start RECORDS PROVIDED

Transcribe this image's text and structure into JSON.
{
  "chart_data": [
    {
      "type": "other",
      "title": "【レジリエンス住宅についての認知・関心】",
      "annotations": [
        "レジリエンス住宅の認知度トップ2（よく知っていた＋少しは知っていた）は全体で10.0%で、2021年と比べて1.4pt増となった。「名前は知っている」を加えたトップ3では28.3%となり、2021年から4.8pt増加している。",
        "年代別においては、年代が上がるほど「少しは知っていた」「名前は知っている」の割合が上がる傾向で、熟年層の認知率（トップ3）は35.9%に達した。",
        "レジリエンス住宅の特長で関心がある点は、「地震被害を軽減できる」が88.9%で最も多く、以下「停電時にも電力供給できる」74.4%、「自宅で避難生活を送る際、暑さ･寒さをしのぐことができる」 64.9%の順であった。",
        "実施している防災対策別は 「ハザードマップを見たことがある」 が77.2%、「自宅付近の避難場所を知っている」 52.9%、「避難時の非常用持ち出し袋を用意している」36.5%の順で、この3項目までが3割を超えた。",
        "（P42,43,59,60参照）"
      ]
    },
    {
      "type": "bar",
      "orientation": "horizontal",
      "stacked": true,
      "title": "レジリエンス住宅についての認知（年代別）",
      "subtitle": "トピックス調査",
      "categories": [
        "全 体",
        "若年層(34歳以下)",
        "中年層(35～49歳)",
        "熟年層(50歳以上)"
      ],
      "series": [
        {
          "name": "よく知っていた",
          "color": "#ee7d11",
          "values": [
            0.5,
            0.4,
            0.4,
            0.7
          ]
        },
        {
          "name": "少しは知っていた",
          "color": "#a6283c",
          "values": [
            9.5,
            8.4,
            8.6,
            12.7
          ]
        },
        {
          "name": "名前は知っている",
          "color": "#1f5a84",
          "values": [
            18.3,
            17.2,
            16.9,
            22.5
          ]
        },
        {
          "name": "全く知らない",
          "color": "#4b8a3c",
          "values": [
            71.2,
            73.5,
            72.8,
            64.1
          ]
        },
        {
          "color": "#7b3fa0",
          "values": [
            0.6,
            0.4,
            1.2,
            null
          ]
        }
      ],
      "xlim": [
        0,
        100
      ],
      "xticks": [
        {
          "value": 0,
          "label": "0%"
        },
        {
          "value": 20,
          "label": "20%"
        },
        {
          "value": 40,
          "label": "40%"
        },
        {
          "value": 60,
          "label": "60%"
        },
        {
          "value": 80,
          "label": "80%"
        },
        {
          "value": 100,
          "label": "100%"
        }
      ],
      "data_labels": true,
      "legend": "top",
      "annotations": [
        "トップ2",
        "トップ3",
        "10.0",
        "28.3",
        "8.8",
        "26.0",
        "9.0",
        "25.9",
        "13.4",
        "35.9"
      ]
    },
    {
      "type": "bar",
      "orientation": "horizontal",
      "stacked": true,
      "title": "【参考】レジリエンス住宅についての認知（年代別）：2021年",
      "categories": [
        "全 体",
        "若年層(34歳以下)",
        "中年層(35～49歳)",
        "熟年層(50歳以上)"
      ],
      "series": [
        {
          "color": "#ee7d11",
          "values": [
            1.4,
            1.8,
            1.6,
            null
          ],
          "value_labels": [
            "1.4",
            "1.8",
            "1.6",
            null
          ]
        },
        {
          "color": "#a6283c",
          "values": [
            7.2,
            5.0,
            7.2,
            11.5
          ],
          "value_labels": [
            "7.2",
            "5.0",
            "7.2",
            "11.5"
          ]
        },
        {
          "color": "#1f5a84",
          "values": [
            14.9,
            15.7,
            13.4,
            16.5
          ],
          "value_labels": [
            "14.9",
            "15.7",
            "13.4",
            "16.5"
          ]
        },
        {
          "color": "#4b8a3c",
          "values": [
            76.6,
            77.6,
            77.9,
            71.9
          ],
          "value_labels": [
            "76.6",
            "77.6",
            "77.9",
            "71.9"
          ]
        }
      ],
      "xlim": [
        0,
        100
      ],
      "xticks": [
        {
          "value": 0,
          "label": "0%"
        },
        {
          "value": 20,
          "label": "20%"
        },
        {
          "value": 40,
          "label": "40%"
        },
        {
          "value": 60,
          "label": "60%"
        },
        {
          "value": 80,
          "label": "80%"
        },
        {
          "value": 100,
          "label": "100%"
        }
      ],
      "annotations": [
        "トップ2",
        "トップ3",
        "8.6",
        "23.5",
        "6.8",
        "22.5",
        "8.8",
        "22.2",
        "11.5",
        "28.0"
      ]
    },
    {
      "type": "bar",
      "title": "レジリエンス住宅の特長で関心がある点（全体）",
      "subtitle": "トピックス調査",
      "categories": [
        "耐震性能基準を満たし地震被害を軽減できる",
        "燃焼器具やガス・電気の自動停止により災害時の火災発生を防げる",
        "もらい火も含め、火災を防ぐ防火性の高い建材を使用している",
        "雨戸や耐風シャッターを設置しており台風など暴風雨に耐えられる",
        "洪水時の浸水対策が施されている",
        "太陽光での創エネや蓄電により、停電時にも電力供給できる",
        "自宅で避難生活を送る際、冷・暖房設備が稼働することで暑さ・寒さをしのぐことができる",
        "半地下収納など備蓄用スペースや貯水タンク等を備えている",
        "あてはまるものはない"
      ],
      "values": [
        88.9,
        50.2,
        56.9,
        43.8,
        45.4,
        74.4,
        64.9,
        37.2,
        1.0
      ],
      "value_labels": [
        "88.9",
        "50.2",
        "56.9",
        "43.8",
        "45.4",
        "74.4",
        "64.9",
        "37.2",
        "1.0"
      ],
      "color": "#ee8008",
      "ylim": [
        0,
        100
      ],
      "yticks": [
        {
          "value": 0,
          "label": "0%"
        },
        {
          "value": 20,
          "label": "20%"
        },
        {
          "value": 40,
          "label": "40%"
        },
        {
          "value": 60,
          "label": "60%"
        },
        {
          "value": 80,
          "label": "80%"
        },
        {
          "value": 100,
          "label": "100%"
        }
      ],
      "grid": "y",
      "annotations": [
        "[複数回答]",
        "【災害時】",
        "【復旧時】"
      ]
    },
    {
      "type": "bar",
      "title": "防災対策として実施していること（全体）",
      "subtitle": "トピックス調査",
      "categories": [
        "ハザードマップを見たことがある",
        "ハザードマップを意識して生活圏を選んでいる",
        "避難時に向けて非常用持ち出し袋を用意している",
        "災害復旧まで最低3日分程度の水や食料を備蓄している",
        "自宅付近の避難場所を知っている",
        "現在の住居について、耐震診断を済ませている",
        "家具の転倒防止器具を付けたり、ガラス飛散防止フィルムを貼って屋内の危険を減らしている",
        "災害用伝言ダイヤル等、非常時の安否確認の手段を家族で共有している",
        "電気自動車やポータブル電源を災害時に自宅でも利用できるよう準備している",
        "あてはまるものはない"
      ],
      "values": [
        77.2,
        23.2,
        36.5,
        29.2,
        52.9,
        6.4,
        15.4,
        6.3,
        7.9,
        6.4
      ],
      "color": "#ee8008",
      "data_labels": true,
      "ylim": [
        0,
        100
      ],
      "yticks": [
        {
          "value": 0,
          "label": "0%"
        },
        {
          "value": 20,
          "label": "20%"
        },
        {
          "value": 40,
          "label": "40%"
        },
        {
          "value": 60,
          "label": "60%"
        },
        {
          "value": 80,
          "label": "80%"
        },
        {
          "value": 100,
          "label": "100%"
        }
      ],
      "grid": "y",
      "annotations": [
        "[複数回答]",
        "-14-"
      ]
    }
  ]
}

end RECORDS PROVIDED

Output every line above without altering anything.

Transcribe this image's text and structure into JSON.
{
  "chart_data": [
    {
      "type": "other",
      "title": "【レジリエンス住宅についての認知・関心】",
      "annotations": [
        "レジリエンス住宅の認知度トップ2（よく知っていた＋少しは知っていた）は全体で10.0%で、2021年と比べて1.4pt増となった。「名前は知っている」を加えたトップ3では28.3%となり、2021年から4.8pt増加している。",
        "年代別においては、年代が上がるほど「少しは知っていた」「名前は知っている」の割合が上がる傾向で、熟年層の認知率（トップ3）は35.9%に達した。",
        "レジリエンス住宅の特長で関心がある点は、「地震被害を軽減できる」が88.9%で最も多く、以下「停電時にも電力供給できる」74.4%、「自宅で避難生活を送る際、暑さ･寒さをしのぐことができる」 64.9%の順であった。",
        "実施している防災対策別は 「ハザードマップを見たことがある」 が77.2%、「自宅付近の避難場所を知っている」 52.9%、「避難時の非常用持ち出し袋を用意している」36.5%の順で、この3項目までが3割を超えた。",
        "（P42,43,59,60参照）"
      ]
    },
    {
      "type": "bar",
      "orientation": "horizontal",
      "stacked": true,
      "title": "レジリエンス住宅についての認知（年代別）",
      "subtitle": "トピックス調査",
      "categories": [
        "全 体",
        "若年層(34歳以下)",
        "中年層(35～49歳)",
        "熟年層(50歳以上)"
      ],
      "series": [
        {
          "name": "よく知っていた",
          "color": "#ee7d11",
          "values": [
            0.5,
            0.4,
            0.4,
            0.7
          ]
        },
        {
          "name": "少しは知っていた",
          "color": "#a6283c",
          "values": [
            9.5,
            8.4,
            8.6,
            12.7
          ]
        },
        {
          "name": "名前は知っている",
          "color": "#1f5a84",
          "values": [
            18.3,
            17.2,
            16.9,
            22.5
          ]
        },
        {
          "name": "全く知らない",
          "color": "#4b8a3c",
          "values": [
            71.2,
            73.5,
            72.8,
            64.1
          ]
        },
        {
          "color": "#7b3fa0",
          "values": [
            0.6,
            0.4,
            1.2,
            null
          ]
        }
      ],
      "xlim": [
        0,
        100
      ],
      "xticks": [
        {
          "value": 0,
          "label": "0%"
        },
        {
          "value": 20,
          "label": "20%"
        },
        {
          "value": 40,
          "label": "40%"
        },
        {
          "value": 60,
          "label": "60%"
        },
        {
          "value": 80,
          "label": "80%"
        },
        {
          "value": 100,
          "label": "100%"
        }
      ],
      "data_labels": true,
      "legend": "top",
      "annotations": [
        "トップ2",
        "トップ3",
        "10.0",
        "28.3",
        "8.8",
        "26.0",
        "9.0",
        "25.9",
        "13.4",
        "35.9"
      ]
    },
    {
      "type": "bar",
      "orientation": "horizontal",
      "stacked": true,
      "title": "【参考】レジリエンス住宅についての認知（年代別）：2021年",
      "categories": [
        "全 体",
        "若年層(34歳以下)",
        "中年層(35～49歳)",
        "熟年層(50歳以上)"
      ],
      "series": [
        {
          "color": "#ee7d11",
          "values": [
            1.4,
            1.8,
            1.6,
            null
          ],
          "value_labels": [
            "1.4",
            "1.8",
            "1.6",
            null
          ]
        },
        {
          "color": "#a6283c",
          "values": [
            7.2,
            5.0,
            7.2,
            11.5
          ],
          "value_labels": [
            "7.2",
            "5.0",
            "7.2",
            "11.5"
          ]
        },
        {
          "color": "#1f5a84",
          "values": [
            14.9,
            15.7,
            13.4,
            16.5
          ],
          "value_labels": [
            "14.9",
            "15.7",
            "13.4",
            "16.5"
          ]
        },
        {
          "color": "#4b8a3c",
          "values": [
            76.6,
            77.6,
            77.9,
            71.9
          ],
          "value_labels": [
            "76.6",
            "77.6",
            "77.9",
            "71.9"
          ]
        }
      ],
      "xlim": [
        0,
        100
      ],
      "xticks": [
        {
          "value": 0,
          "label": "0%"
        },
        {
          "value": 20,
          "label": "20%"
        },
        {
          "value": 40,
          "label": "40%"
        },
        {
          "value": 60,
          "label": "60%"
        },
        {
          "value": 80,
          "label": "80%"
        },
        {
          "value": 100,
          "label": "100%"
        }
      ],
      "annotations": [
        "トップ2",
        "トップ3",
        "8.6",
        "23.5",
        "6.8",
        "22.5",
        "8.8",
        "22.2",
        "11.5",
        "28.0"
      ]
    },
    {
      "type": "bar",
      "title": "レジリエンス住宅の特長で関心がある点（全体）",
      "subtitle": "トピックス調査",
      "categories": [
        "耐震性能基準を満たし地震被害を軽減できる",
        "燃焼器具やガス・電気の自動停止により災害時の火災発生を防げる",
        "もらい火も含め、火災を防ぐ防火性の高い建材を使用している",
        "雨戸や耐風シャッターを設置しており台風など暴風雨に耐えられる",
        "洪水時の浸水対策が施されている",
        "太陽光での創エネや蓄電により、停電時にも電力供給できる",
        "自宅で避難生活を送る際、冷・暖房設備が稼働することで暑さ・寒さをしのぐことができる",
        "半地下収納など備蓄用スペースや貯水タンク等を備えている",
        "あてはまるものはない"
      ],
      "values": [
        88.9,
        50.2,
        56.9,
        43.8,
        45.4,
        74.4,
        64.9,
        37.2,
        1.0
      ],
      "value_labels": [
        "88.9",
        "50.2",
        "56.9",
        "43.8",
        "45.4",
        "74.4",
        "64.9",
        "37.2",
        "1.0"
      ],
      "color": "#ee8008",
      "ylim": [
        0,
        100
      ],
      "yticks": [
        {
          "value": 0,
          "label": "0%"
        },
        {
          "value": 20,
          "label": "20%"
        },
        {
          "value": 40,
          "label": "40%"
        },
        {
          "value": 60,
          "label": "60%"
        },
        {
          "value": 80,
          "label": "80%"
        },
        {
          "value": 100,
          "label": "100%"
        }
      ],
      "grid": "y",
      "annotations": [
        "[複数回答]",
        "【災害時】",
        "【復旧時】"
      ]
    },
    {
      "type": "bar",
      "title": "防災対策として実施していること（全体）",
      "subtitle": "トピックス調査",
      "categories": [
        "ハザードマップを見たことがある",
        "ハザードマップを意識して生活圏を選んでいる",
        "避難時に向けて非常用持ち出し袋を用意している",
        "災害復旧まで最低3日分程度の水や食料を備蓄している",
        "自宅付近の避難場所を知っている",
        "現在の住居について、耐震診断を済ませている",
        "家具の転倒防止器具を付けたり、ガラス飛散防止フィルムを貼って屋内の危険を減らしている",
        "災害用伝言ダイヤル等、非常時の安否確認の手段を家族で共有している",
        "電気自動車やポータブル電源を災害時に自宅でも利用できるよう準備している",
        "あてはまるものはない"
      ],
      "values": [
        77.2,
        23.2,
        36.5,
        29.2,
        52.9,
        6.4,
        15.4,
        6.3,
        7.9,
        6.4
      ],
      "color": "#ee8008",
      "data_labels": true,
      "ylim": [
        0,
        100
      ],
      "yticks": [
        {
          "value": 0,
          "label": "0%"
        },
        {
          "value": 20,
          "label": "20%"
        },
        {
          "value": 40,
          "label": "40%"
        },
        {
          "value": 60,
          "label": "60%"
        },
        {
          "value": 80,
          "label": "80%"
        },
        {
          "value": 100,
          "label": "100%"
        }
      ],
      "grid": "y",
      "annotations": [
        "[複数回答]",
        "-14-"
      ]
    }
  ]
}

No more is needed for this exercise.